### Given request
All of the data below must be repeated exactly.

### Data rows
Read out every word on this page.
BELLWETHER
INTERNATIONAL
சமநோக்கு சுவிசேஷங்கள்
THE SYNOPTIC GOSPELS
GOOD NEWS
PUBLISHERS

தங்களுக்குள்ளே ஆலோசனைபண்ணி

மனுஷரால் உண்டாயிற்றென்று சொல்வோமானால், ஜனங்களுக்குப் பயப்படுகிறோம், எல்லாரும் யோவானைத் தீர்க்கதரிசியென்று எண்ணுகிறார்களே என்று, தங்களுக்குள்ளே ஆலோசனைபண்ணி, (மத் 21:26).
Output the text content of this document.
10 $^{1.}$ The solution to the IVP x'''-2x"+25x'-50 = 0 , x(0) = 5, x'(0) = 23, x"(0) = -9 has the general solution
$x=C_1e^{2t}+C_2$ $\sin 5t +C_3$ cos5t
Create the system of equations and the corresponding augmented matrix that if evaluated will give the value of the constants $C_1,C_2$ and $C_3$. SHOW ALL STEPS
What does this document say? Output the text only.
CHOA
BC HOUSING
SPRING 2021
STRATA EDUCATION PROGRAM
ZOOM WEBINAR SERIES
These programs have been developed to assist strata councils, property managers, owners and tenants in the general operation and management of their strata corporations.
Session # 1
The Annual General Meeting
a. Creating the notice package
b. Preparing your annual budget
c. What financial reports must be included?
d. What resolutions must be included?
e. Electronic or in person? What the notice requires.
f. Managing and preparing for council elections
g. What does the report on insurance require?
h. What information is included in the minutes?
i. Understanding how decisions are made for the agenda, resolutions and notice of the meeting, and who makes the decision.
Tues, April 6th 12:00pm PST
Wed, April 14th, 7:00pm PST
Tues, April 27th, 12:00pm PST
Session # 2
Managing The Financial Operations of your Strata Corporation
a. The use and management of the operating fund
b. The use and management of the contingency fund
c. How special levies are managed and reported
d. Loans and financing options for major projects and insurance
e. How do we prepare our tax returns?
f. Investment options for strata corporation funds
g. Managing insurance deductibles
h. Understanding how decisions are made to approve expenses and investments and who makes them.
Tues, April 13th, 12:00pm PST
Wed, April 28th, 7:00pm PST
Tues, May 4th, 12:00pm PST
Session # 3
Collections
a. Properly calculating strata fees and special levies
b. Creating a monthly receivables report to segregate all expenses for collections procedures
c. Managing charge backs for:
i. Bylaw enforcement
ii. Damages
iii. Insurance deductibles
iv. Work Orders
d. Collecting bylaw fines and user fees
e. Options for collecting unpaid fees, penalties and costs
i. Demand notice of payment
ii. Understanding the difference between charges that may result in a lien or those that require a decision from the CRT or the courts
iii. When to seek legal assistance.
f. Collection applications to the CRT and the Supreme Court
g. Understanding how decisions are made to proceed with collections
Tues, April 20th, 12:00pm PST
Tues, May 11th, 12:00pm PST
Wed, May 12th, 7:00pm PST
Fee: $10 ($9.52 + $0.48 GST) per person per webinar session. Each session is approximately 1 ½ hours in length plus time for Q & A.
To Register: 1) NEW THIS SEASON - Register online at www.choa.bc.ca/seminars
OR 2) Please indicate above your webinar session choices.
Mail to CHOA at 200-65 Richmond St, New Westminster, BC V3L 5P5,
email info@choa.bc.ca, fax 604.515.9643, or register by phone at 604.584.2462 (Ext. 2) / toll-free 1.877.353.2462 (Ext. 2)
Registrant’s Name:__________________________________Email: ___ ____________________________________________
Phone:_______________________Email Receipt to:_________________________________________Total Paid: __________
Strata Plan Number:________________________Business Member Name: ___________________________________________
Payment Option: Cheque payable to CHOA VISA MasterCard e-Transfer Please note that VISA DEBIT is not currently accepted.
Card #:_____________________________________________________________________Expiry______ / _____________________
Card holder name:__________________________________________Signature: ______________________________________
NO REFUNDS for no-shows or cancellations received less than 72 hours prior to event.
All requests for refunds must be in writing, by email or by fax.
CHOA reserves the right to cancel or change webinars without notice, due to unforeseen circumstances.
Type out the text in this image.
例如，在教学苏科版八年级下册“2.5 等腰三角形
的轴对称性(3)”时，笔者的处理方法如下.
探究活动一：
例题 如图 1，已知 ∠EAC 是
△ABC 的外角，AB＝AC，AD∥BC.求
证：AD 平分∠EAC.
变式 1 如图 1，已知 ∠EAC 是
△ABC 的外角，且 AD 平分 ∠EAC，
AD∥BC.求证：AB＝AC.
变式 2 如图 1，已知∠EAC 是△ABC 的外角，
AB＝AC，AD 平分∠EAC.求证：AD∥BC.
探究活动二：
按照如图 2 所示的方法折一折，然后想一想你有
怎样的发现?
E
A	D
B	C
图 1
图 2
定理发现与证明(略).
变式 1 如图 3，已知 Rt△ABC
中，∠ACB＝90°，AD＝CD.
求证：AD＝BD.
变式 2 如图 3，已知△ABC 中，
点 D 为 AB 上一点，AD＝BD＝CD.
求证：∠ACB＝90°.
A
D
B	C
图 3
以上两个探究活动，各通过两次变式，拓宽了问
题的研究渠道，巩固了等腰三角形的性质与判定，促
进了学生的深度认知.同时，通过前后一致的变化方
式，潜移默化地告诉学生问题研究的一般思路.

### Written solution
Read out every word on this page.
BELLWETHER
INTERNATIONAL
சமநோக்கு சுவிசேஷங்கள்
THE SYNOPTIC GOSPELS
GOOD NEWS
PUBLISHERS

தங்களுக்குள்ளே ஆலோசனைபண்ணி

மனுஷரால் உண்டாயிற்றென்று சொல்வோமானால், ஜனங்களுக்குப் பயப்படுகிறோம், எல்லாரும் யோவானைத் தீர்க்கதரிசியென்று எண்ணுகிறார்களே என்று, தங்களுக்குள்ளே ஆலோசனைபண்ணி, (மத் 21:26).
Output the text content of this document.
10 $^{1.}$ The solution to the IVP x'''-2x"+25x'-50 = 0 , x(0) = 5, x'(0) = 23, x"(0) = -9 has the general solution
$x=C_1e^{2t}+C_2$ $\sin 5t +C_3$ cos5t
Create the system of equations and the corresponding augmented matrix that if evaluated will give the value of the constants $C_1,C_2$ and $C_3$. SHOW ALL STEPS
What does this document say? Output the text only.
CHOA
BC HOUSING
SPRING 2021
STRATA EDUCATION PROGRAM
ZOOM WEBINAR SERIES
These programs have been developed to assist strata councils, property managers, owners and tenants in the general operation and management of their strata corporations.
Session # 1
The Annual General Meeting
a. Creating the notice package
b. Preparing your annual budget
c. What financial reports must be included?
d. What resolutions must be included?
e. Electronic or in person? What the notice requires.
f. Managing and preparing for council elections
g. What does the report on insurance require?
h. What information is included in the minutes?
i. Understanding how decisions are made for the agenda, resolutions and notice of the meeting, and who makes the decision.
Tues, April 6th 12:00pm PST
Wed, April 14th, 7:00pm PST
Tues, April 27th, 12:00pm PST
Session # 2
Managing The Financial Operations of your Strata Corporation
a. The use and management of the operating fund
b. The use and management of the contingency fund
c. How special levies are managed and reported
d. Loans and financing options for major projects and insurance
e. How do we prepare our tax returns?
f. Investment options for strata corporation funds
g. Managing insurance deductibles
h. Understanding how decisions are made to approve expenses and investments and who makes them.
Tues, April 13th, 12:00pm PST
Wed, April 28th, 7:00pm PST
Tues, May 4th, 12:00pm PST
Session # 3
Collections
a. Properly calculating strata fees and special levies
b. Creating a monthly receivables report to segregate all expenses for collections procedures
c. Managing charge backs for:
i. Bylaw enforcement
ii. Damages
iii. Insurance deductibles
iv. Work Orders
d. Collecting bylaw fines and user fees
e. Options for collecting unpaid fees, penalties and costs
i. Demand notice of payment
ii. Understanding the difference between charges that may result in a lien or those that require a decision from the CRT or the courts
iii. When to seek legal assistance.
f. Collection applications to the CRT and the Supreme Court
g. Understanding how decisions are made to proceed with collections
Tues, April 20th, 12:00pm PST
Tues, May 11th, 12:00pm PST
Wed, May 12th, 7:00pm PST
Fee: $10 ($9.52 + $0.48 GST) per person per webinar session. Each session is approximately 1 ½ hours in length plus time for Q & A.
To Register: 1) NEW THIS SEASON - Register online at www.choa.bc.ca/seminars
OR 2) Please indicate above your webinar session choices.
Mail to CHOA at 200-65 Richmond St, New Westminster, BC V3L 5P5,
email info@choa.bc.ca, fax 604.515.9643, or register by phone at 604.584.2462 (Ext. 2) / toll-free 1.877.353.2462 (Ext. 2)
Registrant’s Name:__________________________________Email: ___ ____________________________________________
Phone:_______________________Email Receipt to:_________________________________________Total Paid: __________
Strata Plan Number:________________________Business Member Name: ___________________________________________
Payment Option: Cheque payable to CHOA VISA MasterCard e-Transfer Please note that VISA DEBIT is not currently accepted.
Card #:_____________________________________________________________________Expiry______ / _____________________
Card holder name:__________________________________________Signature: ______________________________________
NO REFUNDS for no-shows or cancellations received less than 72 hours prior to event.
All requests for refunds must be in writing, by email or by fax.
CHOA reserves the right to cancel or change webinars without notice, due to unforeseen circumstances.
Type out the text in this image.
例如，在教学苏科版八年级下册“2.5 等腰三角形
的轴对称性(3)”时，笔者的处理方法如下.
探究活动一：
例题 如图 1，已知 ∠EAC 是
△ABC 的外角，AB＝AC，AD∥BC.求
证：AD 平分∠EAC.
变式 1 如图 1，已知 ∠EAC 是
△ABC 的外角，且 AD 平分 ∠EAC，
AD∥BC.求证：AB＝AC.
变式 2 如图 1，已知∠EAC 是△ABC 的外角，
AB＝AC，AD 平分∠EAC.求证：AD∥BC.
探究活动二：
按照如图 2 所示的方法折一折，然后想一想你有
怎样的发现?
E
A	D
B	C
图 1
图 2
定理发现与证明(略).
变式 1 如图 3，已知 Rt△ABC
中，∠ACB＝90°，AD＝CD.
求证：AD＝BD.
变式 2 如图 3，已知△ABC 中，
点 D 为 AB 上一点，AD＝BD＝CD.
求证：∠ACB＝90°.
A
D
B	C
图 3
以上两个探究活动，各通过两次变式，拓宽了问
题的研究渠道，巩固了等腰三角形的性质与判定，促
进了学生的深度认知.同时，通过前后一致的变化方
式，潜移默化地告诉学生问题研究的一般思路.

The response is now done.